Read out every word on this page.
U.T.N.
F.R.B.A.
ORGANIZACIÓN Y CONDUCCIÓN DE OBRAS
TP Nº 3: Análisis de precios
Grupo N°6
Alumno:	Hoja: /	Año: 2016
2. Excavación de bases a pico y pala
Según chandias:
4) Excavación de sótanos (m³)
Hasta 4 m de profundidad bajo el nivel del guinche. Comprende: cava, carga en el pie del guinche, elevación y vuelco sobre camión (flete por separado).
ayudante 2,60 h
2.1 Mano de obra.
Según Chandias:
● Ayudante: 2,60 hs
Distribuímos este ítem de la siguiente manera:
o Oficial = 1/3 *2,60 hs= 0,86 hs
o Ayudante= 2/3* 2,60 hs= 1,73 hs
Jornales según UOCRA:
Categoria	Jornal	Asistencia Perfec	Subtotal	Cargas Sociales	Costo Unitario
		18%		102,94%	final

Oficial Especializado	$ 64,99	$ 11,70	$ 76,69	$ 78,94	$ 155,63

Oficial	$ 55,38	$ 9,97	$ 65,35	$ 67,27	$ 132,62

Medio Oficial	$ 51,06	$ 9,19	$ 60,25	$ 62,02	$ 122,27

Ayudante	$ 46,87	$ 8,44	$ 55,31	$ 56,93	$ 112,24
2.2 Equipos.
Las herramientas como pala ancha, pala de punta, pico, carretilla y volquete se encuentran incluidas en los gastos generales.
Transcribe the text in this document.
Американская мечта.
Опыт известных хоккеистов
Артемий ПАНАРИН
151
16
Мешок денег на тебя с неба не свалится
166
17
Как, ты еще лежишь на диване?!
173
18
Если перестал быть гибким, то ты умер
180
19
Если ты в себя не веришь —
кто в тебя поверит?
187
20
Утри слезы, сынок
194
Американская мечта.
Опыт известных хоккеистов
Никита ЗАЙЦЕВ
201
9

■ ■ ■ ■ ■ ■ ■

Objective =
Select from the material above each line in which the string "pala" appears, and list those lines.

Written answer =
2. Excavación de bases a pico y pala
Las herramientas como pala ancha, pala de punta, pico, carretilla y volquete se encuentran incluidas en los gastos generales.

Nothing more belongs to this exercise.